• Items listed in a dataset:

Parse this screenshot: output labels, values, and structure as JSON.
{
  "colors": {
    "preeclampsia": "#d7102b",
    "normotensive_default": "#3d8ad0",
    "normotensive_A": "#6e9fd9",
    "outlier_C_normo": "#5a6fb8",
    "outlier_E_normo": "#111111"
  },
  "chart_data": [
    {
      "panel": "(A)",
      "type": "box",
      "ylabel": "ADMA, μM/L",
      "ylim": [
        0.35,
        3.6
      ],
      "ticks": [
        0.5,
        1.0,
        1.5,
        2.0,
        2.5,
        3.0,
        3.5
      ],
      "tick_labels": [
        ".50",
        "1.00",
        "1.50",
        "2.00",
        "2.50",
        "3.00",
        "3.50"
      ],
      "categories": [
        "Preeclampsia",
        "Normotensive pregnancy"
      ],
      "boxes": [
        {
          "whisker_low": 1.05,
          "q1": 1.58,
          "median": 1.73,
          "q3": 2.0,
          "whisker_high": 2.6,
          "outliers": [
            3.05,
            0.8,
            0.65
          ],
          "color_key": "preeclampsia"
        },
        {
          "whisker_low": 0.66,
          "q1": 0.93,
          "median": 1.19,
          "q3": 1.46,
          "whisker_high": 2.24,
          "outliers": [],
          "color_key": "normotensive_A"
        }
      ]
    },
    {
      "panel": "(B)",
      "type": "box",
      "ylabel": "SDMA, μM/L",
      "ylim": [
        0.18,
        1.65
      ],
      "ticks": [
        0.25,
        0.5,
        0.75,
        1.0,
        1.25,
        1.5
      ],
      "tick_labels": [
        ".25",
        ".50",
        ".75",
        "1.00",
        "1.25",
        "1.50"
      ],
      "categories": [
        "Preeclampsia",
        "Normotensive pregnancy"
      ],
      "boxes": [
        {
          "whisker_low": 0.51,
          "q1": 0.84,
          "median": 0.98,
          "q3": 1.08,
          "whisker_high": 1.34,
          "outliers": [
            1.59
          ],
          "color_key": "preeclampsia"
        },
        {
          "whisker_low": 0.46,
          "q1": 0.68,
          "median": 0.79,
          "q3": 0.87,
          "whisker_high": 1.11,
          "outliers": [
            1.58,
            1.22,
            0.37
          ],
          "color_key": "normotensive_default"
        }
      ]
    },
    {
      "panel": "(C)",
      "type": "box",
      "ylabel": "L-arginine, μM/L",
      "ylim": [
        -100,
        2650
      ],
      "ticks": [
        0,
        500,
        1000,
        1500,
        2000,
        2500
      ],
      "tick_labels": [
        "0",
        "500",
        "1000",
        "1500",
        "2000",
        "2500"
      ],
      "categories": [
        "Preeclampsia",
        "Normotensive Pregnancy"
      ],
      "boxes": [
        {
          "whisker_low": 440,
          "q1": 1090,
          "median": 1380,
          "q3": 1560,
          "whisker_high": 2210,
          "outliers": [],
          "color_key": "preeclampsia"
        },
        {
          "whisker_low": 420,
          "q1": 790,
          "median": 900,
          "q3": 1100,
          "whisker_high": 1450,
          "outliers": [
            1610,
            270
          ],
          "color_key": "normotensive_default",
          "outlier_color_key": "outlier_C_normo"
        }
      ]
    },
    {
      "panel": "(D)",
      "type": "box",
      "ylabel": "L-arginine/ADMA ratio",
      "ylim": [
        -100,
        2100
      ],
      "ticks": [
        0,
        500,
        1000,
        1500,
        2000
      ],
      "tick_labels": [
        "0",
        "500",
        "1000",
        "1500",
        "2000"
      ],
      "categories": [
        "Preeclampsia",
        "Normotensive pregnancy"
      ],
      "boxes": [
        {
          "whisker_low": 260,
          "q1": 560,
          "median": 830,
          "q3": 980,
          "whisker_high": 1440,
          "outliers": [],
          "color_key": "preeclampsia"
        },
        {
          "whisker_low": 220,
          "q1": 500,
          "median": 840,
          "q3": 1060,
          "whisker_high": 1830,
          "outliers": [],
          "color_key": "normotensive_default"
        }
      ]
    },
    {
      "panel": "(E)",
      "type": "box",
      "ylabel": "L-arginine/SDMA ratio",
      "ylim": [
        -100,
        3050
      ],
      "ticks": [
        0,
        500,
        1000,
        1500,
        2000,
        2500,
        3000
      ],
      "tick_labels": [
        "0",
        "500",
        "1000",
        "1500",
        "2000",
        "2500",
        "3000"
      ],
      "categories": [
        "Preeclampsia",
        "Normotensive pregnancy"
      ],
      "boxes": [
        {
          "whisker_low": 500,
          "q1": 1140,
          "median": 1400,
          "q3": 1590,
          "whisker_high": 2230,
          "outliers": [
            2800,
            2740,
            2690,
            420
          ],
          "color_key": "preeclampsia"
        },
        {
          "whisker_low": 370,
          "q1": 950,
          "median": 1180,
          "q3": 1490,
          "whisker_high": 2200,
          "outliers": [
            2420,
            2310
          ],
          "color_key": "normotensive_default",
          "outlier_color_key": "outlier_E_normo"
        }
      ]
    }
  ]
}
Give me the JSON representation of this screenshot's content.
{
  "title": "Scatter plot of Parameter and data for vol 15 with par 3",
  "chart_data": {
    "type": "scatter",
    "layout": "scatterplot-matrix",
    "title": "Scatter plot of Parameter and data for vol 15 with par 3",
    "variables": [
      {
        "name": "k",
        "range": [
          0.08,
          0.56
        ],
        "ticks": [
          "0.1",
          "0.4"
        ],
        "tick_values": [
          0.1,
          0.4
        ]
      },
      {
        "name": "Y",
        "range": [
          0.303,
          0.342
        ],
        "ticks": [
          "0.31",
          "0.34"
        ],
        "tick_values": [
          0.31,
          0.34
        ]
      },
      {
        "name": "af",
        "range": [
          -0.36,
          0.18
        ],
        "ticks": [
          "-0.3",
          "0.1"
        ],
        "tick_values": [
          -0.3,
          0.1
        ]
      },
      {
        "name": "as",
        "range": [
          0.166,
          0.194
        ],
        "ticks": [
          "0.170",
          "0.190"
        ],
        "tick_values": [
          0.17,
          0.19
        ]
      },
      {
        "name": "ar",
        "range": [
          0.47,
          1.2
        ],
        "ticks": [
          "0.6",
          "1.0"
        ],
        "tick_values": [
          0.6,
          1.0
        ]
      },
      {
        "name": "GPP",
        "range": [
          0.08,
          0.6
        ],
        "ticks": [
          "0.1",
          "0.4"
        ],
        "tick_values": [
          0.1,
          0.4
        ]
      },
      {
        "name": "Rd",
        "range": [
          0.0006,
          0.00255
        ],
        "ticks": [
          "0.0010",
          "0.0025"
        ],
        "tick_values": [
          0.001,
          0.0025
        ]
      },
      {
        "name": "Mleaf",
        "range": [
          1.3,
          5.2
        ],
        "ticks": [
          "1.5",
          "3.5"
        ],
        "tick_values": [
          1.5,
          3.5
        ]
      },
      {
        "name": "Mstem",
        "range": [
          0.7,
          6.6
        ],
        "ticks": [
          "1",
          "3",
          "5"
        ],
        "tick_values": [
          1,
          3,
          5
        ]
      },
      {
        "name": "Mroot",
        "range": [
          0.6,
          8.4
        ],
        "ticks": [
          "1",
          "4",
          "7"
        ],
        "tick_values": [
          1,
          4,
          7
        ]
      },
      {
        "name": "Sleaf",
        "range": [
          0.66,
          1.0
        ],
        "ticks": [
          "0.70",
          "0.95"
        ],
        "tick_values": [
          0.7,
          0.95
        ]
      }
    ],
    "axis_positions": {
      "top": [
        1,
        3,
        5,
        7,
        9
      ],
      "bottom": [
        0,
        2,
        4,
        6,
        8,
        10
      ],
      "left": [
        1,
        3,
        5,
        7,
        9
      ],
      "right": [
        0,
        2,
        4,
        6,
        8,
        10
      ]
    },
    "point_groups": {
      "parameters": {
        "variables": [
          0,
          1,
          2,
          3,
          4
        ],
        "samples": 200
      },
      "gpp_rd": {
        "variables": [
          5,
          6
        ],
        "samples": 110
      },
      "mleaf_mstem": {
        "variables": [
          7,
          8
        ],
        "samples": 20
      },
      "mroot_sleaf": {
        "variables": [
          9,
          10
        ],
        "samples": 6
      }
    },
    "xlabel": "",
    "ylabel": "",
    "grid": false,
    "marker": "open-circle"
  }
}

• What is required:
Collect each line above holding the string "screenshot".

• Answer below:
Parse this screenshot: output labels, values, and structure as JSON.
Give me the JSON representation of this screenshot's content.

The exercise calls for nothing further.